>>>

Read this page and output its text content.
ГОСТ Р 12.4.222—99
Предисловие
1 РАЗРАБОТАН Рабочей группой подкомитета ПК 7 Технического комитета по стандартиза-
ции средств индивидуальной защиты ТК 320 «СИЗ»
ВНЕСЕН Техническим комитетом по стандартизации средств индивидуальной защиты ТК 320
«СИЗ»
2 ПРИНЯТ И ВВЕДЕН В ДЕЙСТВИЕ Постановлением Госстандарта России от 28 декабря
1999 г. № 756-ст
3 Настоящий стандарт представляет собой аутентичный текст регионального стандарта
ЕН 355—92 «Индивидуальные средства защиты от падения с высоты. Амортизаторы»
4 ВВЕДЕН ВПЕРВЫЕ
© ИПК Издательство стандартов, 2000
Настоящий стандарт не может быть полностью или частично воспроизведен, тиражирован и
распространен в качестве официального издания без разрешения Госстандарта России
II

<<<

→ **What you should do**: Repeat each record in full; every line must match exactly.

→ **Result for this task**:
Read this page and output its text content.
ГОСТ Р 12.4.222—99
Предисловие
1 РАЗРАБОТАН Рабочей группой подкомитета ПК 7 Технического комитета по стандартиза-
ции средств индивидуальной защиты ТК 320 «СИЗ»
ВНЕСЕН Техническим комитетом по стандартизации средств индивидуальной защиты ТК 320
«СИЗ»
2 ПРИНЯТ И ВВЕДЕН В ДЕЙСТВИЕ Постановлением Госстандарта России от 28 декабря
1999 г. № 756-ст
3 Настоящий стандарт представляет собой аутентичный текст регионального стандарта
ЕН 355—92 «Индивидуальные средства защиты от падения с высоты. Амортизаторы»
4 ВВЕДЕН ВПЕРВЫЕ
© ИПК Издательство стандартов, 2000
Настоящий стандарт не может быть полностью или частично воспроизведен, тиражирован и
распространен в качестве официального издания без разрешения Госстандарта России
II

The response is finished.